*Given data*
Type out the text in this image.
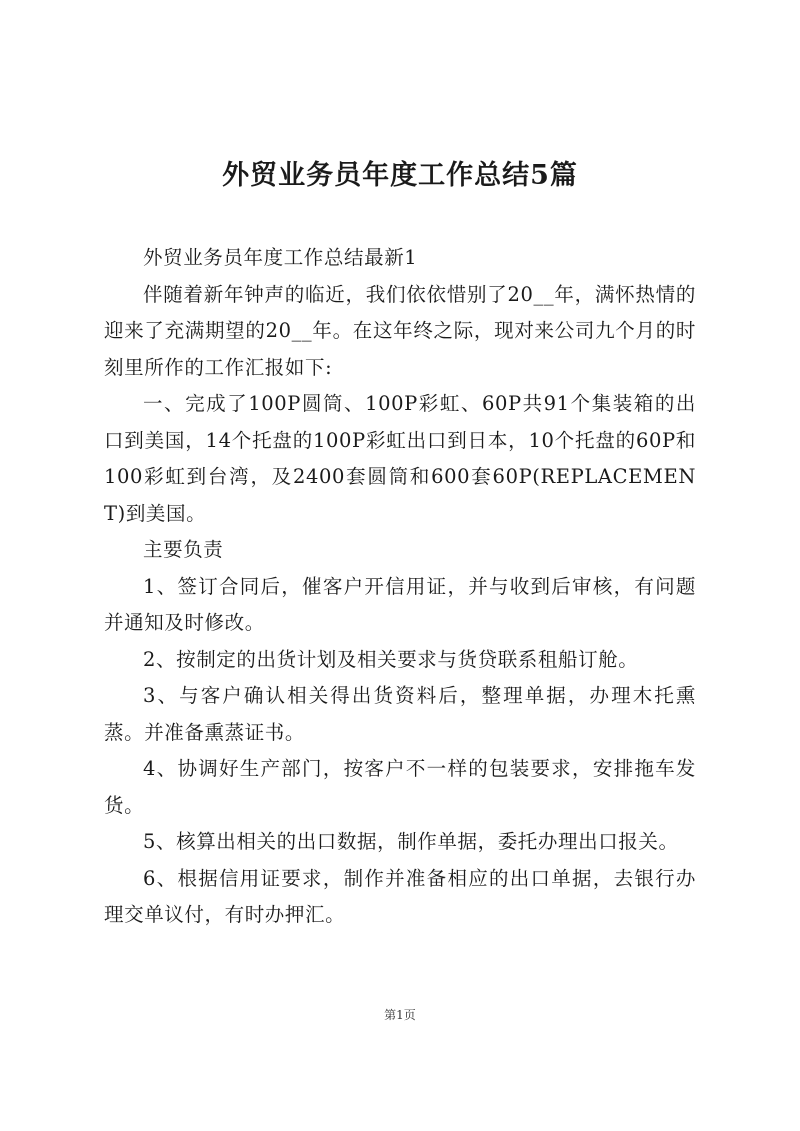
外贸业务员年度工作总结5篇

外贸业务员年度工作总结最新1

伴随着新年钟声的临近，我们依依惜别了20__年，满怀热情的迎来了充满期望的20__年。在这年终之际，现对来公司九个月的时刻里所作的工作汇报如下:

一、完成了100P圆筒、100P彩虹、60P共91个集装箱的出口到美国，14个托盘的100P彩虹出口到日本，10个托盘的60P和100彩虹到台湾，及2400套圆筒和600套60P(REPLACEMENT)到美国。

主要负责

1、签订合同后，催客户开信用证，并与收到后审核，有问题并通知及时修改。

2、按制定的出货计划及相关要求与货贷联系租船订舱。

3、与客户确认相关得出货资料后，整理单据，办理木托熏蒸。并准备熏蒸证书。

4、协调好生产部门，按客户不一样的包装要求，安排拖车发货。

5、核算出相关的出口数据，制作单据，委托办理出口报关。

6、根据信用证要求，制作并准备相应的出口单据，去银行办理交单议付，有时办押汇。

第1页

---

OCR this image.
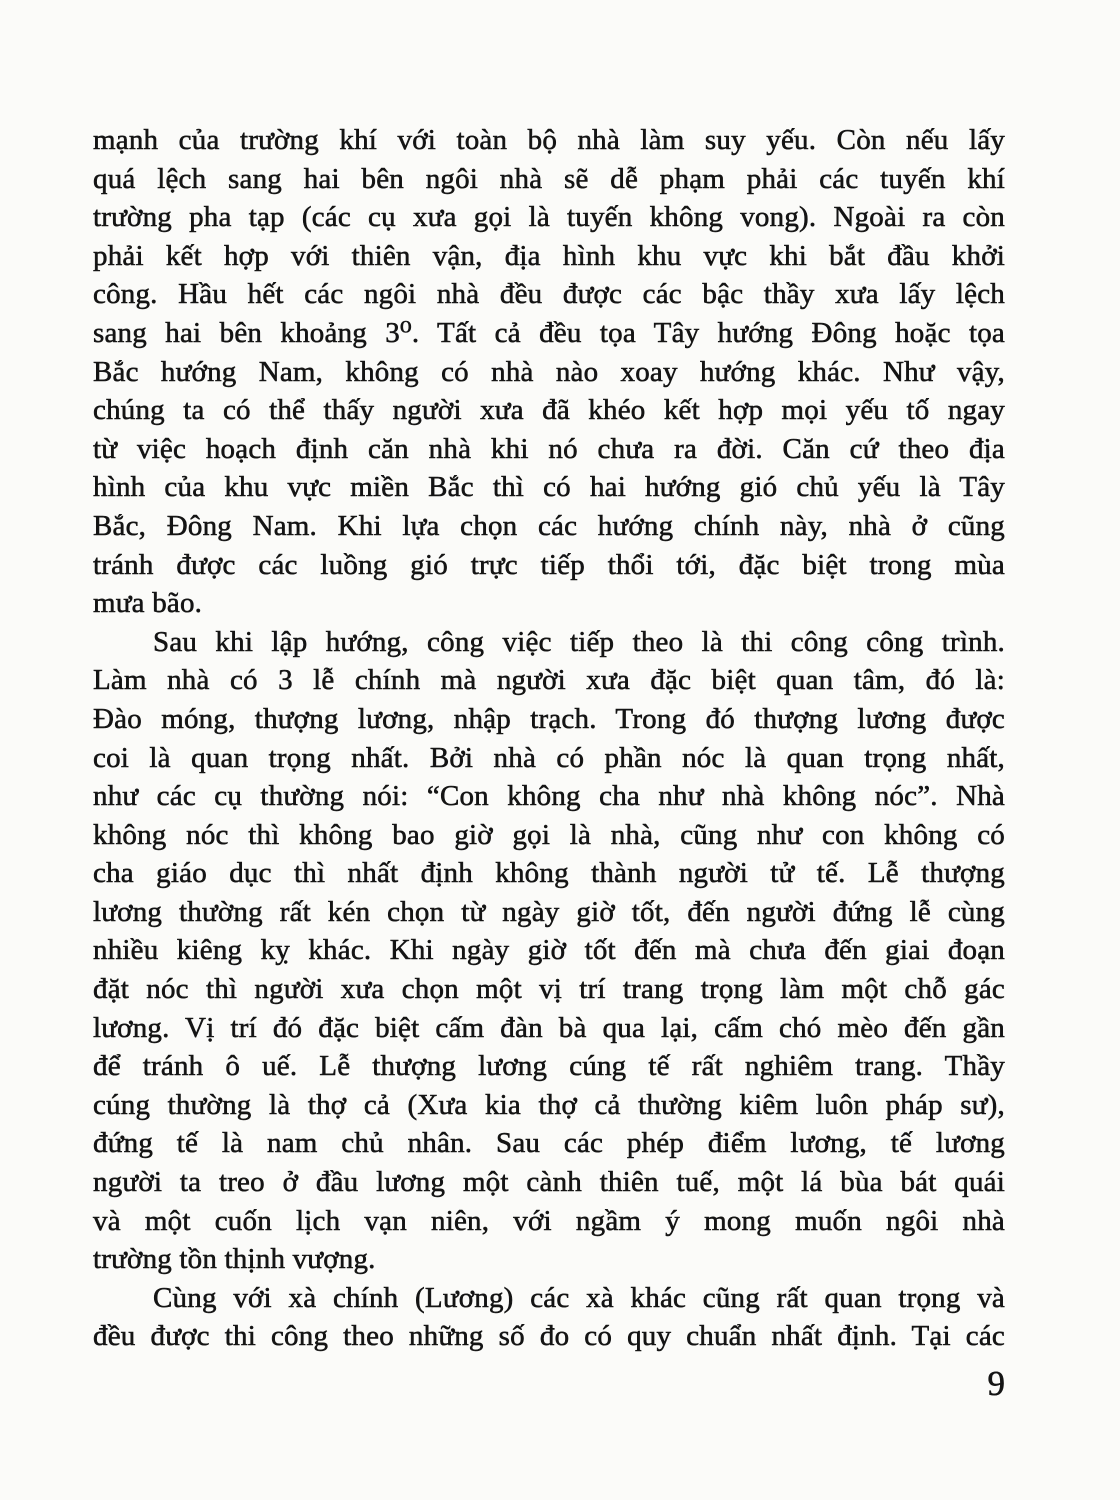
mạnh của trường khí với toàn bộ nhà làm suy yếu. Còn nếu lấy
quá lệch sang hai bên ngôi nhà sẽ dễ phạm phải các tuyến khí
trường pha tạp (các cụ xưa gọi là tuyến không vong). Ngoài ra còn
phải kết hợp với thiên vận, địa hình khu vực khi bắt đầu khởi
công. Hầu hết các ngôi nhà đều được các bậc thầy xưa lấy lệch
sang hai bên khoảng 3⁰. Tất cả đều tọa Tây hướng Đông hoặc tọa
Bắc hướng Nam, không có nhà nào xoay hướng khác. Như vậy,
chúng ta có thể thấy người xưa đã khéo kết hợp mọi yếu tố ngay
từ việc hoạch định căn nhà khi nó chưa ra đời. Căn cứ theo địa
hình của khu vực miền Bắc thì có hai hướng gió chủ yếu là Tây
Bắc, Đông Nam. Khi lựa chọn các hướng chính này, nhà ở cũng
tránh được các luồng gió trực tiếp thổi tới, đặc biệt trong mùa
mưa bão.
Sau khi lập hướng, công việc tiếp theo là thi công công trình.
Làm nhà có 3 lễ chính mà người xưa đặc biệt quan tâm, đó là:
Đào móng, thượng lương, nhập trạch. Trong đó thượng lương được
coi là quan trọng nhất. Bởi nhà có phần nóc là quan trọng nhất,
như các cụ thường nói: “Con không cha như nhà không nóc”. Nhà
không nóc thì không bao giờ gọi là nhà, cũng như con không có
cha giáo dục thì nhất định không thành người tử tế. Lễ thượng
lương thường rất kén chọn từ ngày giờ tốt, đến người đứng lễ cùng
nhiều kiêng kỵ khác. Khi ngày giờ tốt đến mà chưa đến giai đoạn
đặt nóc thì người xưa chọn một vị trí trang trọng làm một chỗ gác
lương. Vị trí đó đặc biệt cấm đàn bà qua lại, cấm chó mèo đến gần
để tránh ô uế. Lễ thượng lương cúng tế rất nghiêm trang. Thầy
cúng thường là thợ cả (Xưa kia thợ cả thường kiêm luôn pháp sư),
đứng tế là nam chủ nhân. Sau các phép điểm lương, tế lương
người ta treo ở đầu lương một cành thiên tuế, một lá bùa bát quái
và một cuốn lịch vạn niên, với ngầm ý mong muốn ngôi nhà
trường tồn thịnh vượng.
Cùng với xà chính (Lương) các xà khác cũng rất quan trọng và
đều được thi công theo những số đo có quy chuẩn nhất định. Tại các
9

*Stated task*
Filter the entries down to the lines containing "biệt". Copy each of those lines.

*Response to the task*
tránh được các luồng gió trực tiếp thổi tới, đặc biệt trong mùa
Làm nhà có 3 lễ chính mà người xưa đặc biệt quan tâm, đó là:
lương. Vị trí đó đặc biệt cấm đàn bà qua lại, cấm chó mèo đến gần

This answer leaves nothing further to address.